• **TASK TO COMPLETE**: Report only how many lines hold the word "image".
** begin LISTED ENTRIES **
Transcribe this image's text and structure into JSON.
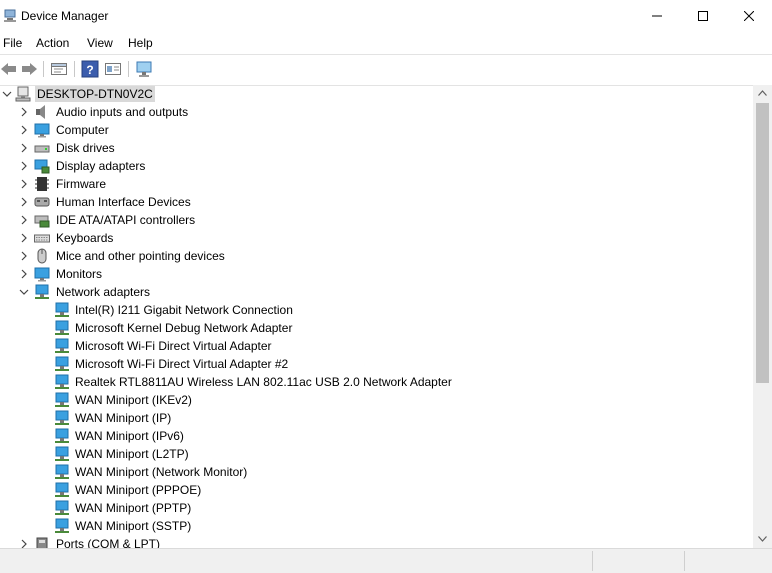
{
  "window": {
    "title": "Device Manager"
  },
  "menu": {
    "items": [
      "File",
      "Action",
      "View",
      "Help"
    ]
  },
  "toolbar": {
    "icons": [
      "back-arrow-icon",
      "forward-arrow-icon",
      "properties-icon",
      "help-icon",
      "update-driver-icon",
      "monitor-scan-icon"
    ]
  },
  "tree": {
    "root": "DESKTOP-DTN0V2C",
    "categories": [
      "Audio inputs and outputs",
      "Computer",
      "Disk drives",
      "Display adapters",
      "Firmware",
      "Human Interface Devices",
      "IDE ATA/ATAPI controllers",
      "Keyboards",
      "Mice and other pointing devices",
      "Monitors",
      "Network adapters",
      "Ports (COM & LPT)"
    ],
    "expanded": "Network adapters",
    "network_adapters": [
      "Intel(R) I211 Gigabit Network Connection",
      "Microsoft Kernel Debug Network Adapter",
      "Microsoft Wi-Fi Direct Virtual Adapter",
      "Microsoft Wi-Fi Direct Virtual Adapter #2",
      "Realtek RTL8811AU Wireless LAN 802.11ac USB 2.0 Network Adapter",
      "WAN Miniport (IKEv2)",
      "WAN Miniport (IP)",
      "WAN Miniport (IPv6)",
      "WAN Miniport (L2TP)",
      "WAN Miniport (Network Monitor)",
      "WAN Miniport (PPPOE)",
      "WAN Miniport (PPTP)",
      "WAN Miniport (SSTP)"
    ]
  }
}
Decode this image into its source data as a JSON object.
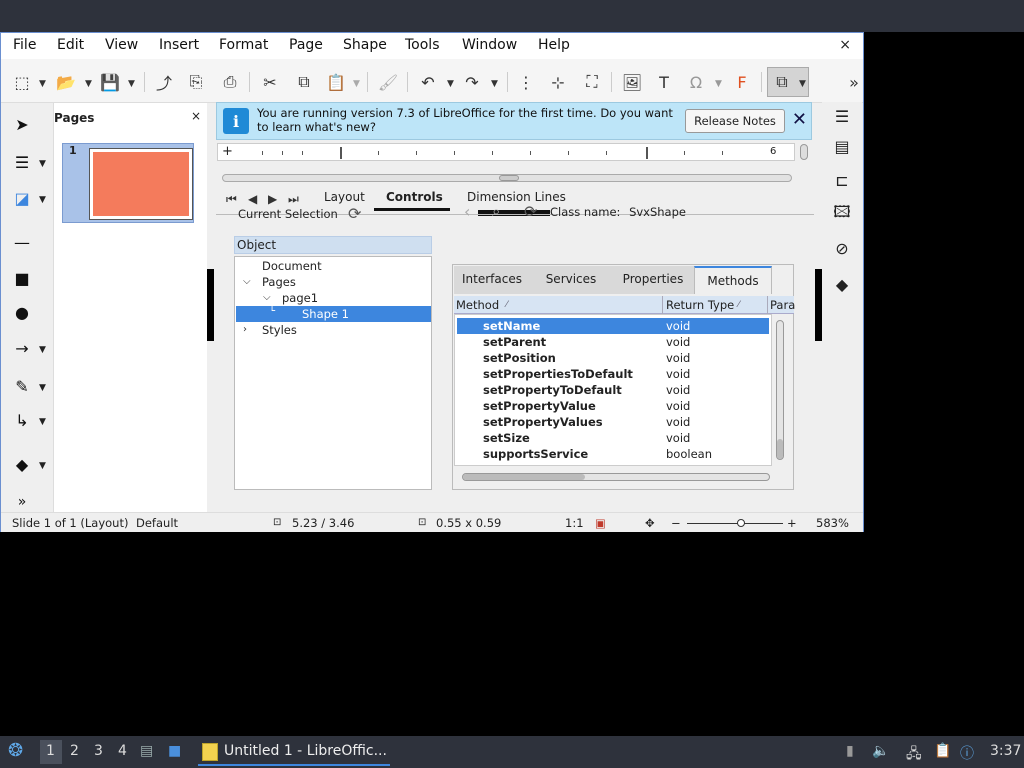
** end LISTED ENTRIES **
• **IN RESPONSE**: 2